- Objective: Transcribe each line of the material as it is, and drop any picture.

BEGIN Records for the exercise

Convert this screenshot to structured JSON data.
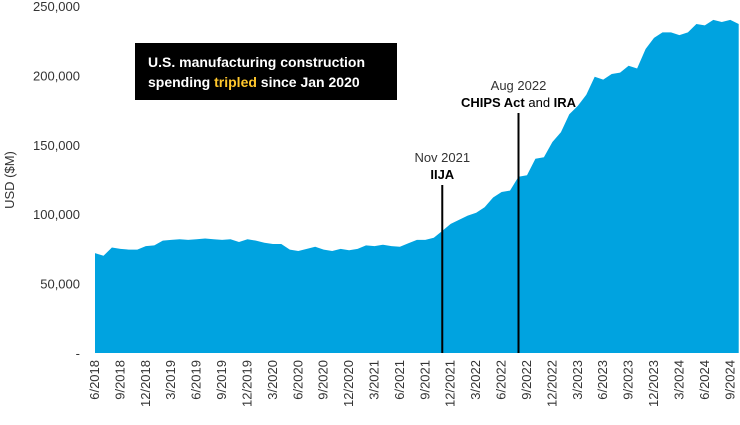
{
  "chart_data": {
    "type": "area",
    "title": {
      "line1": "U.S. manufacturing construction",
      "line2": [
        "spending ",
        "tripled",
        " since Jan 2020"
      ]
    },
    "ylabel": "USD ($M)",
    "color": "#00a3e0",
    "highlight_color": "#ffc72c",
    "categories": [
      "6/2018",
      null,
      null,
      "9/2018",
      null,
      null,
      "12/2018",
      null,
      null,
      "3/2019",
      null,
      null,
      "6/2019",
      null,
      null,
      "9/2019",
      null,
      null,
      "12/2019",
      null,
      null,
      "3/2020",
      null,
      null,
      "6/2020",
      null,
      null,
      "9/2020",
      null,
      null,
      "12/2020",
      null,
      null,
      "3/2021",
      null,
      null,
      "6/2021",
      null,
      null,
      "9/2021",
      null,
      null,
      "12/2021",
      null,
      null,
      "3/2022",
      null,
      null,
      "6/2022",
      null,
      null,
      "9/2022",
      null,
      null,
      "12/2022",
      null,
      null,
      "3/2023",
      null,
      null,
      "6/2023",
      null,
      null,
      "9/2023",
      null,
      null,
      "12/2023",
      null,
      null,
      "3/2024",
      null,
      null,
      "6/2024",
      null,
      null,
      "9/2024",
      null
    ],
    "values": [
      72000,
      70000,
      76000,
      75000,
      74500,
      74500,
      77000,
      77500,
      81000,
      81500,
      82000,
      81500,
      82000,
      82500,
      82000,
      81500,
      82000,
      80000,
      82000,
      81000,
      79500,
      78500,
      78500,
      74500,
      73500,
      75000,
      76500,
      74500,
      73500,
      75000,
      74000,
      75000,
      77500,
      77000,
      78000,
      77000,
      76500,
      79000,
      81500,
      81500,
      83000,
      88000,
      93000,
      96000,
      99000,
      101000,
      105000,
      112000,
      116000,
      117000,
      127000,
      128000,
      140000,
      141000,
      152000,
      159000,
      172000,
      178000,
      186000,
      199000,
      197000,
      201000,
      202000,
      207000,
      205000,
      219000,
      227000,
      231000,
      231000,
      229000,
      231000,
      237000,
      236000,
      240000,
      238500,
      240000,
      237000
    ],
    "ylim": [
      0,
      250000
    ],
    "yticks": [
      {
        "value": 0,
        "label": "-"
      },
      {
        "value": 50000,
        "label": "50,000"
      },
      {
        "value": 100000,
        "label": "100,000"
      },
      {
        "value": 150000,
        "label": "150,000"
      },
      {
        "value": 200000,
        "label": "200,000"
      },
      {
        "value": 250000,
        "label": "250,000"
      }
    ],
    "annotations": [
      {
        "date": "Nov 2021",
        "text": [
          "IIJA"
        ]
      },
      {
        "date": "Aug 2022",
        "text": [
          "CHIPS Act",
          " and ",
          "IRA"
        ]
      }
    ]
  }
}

END Records for the exercise

- Completed exercise:
Convert this screenshot to structured JSON data.
{
  "chart_data": {
    "type": "area",
    "title": {
      "line1": "U.S. manufacturing construction",
      "line2": [
        "spending ",
        "tripled",
        " since Jan 2020"
      ]
    },
    "ylabel": "USD ($M)",
    "color": "#00a3e0",
    "highlight_color": "#ffc72c",
    "categories": [
      "6/2018",
      null,
      null,
      "9/2018",
      null,
      null,
      "12/2018",
      null,
      null,
      "3/2019",
      null,
      null,
      "6/2019",
      null,
      null,
      "9/2019",
      null,
      null,
      "12/2019",
      null,
      null,
      "3/2020",
      null,
      null,
      "6/2020",
      null,
      null,
      "9/2020",
      null,
      null,
      "12/2020",
      null,
      null,
      "3/2021",
      null,
      null,
      "6/2021",
      null,
      null,
      "9/2021",
      null,
      null,
      "12/2021",
      null,
      null,
      "3/2022",
      null,
      null,
      "6/2022",
      null,
      null,
      "9/2022",
      null,
      null,
      "12/2022",
      null,
      null,
      "3/2023",
      null,
      null,
      "6/2023",
      null,
      null,
      "9/2023",
      null,
      null,
      "12/2023",
      null,
      null,
      "3/2024",
      null,
      null,
      "6/2024",
      null,
      null,
      "9/2024",
      null
    ],
    "values": [
      72000,
      70000,
      76000,
      75000,
      74500,
      74500,
      77000,
      77500,
      81000,
      81500,
      82000,
      81500,
      82000,
      82500,
      82000,
      81500,
      82000,
      80000,
      82000,
      81000,
      79500,
      78500,
      78500,
      74500,
      73500,
      75000,
      76500,
      74500,
      73500,
      75000,
      74000,
      75000,
      77500,
      77000,
      78000,
      77000,
      76500,
      79000,
      81500,
      81500,
      83000,
      88000,
      93000,
      96000,
      99000,
      101000,
      105000,
      112000,
      116000,
      117000,
      127000,
      128000,
      140000,
      141000,
      152000,
      159000,
      172000,
      178000,
      186000,
      199000,
      197000,
      201000,
      202000,
      207000,
      205000,
      219000,
      227000,
      231000,
      231000,
      229000,
      231000,
      237000,
      236000,
      240000,
      238500,
      240000,
      237000
    ],
    "ylim": [
      0,
      250000
    ],
    "yticks": [
      {
        "value": 0,
        "label": "-"
      },
      {
        "value": 50000,
        "label": "50,000"
      },
      {
        "value": 100000,
        "label": "100,000"
      },
      {
        "value": 150000,
        "label": "150,000"
      },
      {
        "value": 200000,
        "label": "200,000"
      },
      {
        "value": 250000,
        "label": "250,000"
      }
    ],
    "annotations": [
      {
        "date": "Nov 2021",
        "text": [
          "IIJA"
        ]
      },
      {
        "date": "Aug 2022",
        "text": [
          "CHIPS Act",
          " and ",
          "IRA"
        ]
      }
    ]
  }
}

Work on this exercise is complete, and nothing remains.